▶ **JOB**
In the material below, find all lines with the string "plus" and copy them.

▶ **ITEMS**
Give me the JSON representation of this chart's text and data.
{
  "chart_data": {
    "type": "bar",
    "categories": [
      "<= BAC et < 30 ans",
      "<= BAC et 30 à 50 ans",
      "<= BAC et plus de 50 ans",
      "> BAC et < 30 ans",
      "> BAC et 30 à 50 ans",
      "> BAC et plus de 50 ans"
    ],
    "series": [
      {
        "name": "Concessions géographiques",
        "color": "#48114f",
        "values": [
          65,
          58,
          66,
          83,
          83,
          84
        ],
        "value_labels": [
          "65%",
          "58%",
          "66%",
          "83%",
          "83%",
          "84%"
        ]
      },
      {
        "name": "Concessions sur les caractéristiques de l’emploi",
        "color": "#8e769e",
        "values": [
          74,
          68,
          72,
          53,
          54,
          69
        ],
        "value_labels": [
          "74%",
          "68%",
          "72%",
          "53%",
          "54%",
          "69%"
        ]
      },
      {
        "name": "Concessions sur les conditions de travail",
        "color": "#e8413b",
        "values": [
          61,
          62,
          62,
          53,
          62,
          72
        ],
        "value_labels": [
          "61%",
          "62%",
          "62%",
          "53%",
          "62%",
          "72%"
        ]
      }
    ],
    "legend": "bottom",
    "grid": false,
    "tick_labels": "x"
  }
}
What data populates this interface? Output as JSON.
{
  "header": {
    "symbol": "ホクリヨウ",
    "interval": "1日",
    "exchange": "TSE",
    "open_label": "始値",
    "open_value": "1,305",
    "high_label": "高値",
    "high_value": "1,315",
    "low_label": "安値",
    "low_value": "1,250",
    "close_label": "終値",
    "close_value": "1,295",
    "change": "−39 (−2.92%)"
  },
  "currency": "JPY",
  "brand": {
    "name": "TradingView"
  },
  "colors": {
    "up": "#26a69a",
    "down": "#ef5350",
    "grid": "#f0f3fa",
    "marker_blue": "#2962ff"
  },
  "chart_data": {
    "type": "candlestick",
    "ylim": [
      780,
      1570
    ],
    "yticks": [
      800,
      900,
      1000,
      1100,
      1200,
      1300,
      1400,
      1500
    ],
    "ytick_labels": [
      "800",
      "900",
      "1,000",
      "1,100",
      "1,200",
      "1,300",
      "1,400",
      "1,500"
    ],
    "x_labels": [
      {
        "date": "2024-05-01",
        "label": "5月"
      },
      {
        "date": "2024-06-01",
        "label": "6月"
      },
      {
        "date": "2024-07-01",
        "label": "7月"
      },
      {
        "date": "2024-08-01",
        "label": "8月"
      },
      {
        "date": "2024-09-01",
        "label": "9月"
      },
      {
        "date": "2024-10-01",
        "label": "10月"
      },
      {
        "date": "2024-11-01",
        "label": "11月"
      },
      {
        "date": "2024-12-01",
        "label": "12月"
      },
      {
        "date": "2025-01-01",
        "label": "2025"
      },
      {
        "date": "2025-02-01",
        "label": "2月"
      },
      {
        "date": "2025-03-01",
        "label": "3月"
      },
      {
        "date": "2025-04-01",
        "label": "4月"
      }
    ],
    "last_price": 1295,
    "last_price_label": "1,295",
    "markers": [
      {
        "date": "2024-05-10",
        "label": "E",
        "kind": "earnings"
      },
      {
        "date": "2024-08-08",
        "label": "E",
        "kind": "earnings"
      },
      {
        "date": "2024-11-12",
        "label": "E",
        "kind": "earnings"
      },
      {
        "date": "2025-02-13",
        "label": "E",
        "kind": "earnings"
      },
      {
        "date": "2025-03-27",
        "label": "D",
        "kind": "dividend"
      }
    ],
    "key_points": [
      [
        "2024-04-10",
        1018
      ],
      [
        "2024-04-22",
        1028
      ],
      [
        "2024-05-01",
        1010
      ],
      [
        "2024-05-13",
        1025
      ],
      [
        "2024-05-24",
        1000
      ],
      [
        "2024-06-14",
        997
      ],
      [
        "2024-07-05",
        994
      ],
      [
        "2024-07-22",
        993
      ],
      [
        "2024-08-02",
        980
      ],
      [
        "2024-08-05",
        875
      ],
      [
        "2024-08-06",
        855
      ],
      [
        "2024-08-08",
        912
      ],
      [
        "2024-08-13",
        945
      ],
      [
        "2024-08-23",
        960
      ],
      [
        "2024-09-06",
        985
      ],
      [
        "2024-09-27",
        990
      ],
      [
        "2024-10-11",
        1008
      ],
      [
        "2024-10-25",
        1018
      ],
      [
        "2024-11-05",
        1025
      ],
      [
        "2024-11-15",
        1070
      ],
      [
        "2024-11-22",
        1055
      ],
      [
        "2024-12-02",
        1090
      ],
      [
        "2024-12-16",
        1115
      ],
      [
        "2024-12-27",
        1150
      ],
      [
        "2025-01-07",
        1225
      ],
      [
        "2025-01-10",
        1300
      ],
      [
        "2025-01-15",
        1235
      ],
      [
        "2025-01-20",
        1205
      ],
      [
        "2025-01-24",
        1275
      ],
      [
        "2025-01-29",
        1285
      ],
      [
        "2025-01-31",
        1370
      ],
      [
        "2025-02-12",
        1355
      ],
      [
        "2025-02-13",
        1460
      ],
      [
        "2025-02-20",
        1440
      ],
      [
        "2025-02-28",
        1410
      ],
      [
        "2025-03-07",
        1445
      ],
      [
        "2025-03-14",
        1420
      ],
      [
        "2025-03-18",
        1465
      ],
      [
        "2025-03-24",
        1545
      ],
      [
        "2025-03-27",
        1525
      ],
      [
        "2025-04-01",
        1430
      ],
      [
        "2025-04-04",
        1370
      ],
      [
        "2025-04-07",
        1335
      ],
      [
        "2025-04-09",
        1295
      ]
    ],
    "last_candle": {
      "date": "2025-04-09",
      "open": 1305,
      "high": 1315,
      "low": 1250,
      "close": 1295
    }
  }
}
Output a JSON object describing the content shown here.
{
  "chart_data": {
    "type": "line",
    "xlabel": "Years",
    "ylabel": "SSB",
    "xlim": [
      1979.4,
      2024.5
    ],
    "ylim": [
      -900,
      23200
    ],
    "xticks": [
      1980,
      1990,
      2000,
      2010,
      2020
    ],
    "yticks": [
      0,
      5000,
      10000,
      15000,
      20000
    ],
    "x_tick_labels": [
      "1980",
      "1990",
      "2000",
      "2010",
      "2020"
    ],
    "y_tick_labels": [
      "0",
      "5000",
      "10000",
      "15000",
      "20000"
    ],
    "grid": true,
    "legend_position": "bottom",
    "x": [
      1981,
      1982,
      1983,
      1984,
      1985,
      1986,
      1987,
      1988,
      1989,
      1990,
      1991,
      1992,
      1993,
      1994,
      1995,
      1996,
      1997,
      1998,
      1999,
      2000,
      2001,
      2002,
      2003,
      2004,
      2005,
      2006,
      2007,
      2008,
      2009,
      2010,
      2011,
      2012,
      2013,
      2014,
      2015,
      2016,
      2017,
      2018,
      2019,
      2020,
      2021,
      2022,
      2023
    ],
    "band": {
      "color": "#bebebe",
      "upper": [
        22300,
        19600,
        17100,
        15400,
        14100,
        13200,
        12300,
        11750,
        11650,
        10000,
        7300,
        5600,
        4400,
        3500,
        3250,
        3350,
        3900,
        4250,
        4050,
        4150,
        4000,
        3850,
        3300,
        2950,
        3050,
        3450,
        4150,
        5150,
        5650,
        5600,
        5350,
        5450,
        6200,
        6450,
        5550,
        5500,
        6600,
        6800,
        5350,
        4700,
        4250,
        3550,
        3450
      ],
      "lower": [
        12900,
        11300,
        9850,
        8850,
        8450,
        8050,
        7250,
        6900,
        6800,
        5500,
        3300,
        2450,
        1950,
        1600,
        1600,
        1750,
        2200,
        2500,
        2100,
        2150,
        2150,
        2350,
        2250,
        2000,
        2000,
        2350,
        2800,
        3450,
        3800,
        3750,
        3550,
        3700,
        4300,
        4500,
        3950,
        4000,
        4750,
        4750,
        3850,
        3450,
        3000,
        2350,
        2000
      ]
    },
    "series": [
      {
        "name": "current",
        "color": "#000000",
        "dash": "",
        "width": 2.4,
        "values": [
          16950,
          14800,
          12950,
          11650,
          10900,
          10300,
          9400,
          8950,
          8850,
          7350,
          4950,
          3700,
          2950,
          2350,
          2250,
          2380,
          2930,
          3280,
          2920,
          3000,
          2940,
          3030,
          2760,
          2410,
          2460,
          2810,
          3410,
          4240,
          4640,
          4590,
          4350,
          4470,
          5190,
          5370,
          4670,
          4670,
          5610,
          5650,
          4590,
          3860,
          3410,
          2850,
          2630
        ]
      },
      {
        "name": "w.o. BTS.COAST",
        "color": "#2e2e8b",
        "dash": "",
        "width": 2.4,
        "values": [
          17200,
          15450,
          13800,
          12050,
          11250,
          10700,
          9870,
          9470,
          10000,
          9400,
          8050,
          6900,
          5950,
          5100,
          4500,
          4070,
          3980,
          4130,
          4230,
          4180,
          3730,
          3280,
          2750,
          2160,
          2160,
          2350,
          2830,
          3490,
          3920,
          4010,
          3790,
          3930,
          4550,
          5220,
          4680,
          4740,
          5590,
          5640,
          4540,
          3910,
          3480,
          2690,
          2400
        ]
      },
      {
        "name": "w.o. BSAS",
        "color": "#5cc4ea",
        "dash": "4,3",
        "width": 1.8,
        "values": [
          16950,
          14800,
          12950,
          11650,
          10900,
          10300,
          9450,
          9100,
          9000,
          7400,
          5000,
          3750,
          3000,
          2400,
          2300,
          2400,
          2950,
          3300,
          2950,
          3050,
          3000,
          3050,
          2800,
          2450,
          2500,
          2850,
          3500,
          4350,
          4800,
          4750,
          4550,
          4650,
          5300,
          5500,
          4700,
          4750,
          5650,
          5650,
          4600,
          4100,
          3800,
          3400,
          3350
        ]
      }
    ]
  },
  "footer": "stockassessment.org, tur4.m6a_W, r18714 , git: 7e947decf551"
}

▶ **SOLUTION BELOW**
      "<= BAC et plus de 50 ans",
      "> BAC et plus de 50 ans"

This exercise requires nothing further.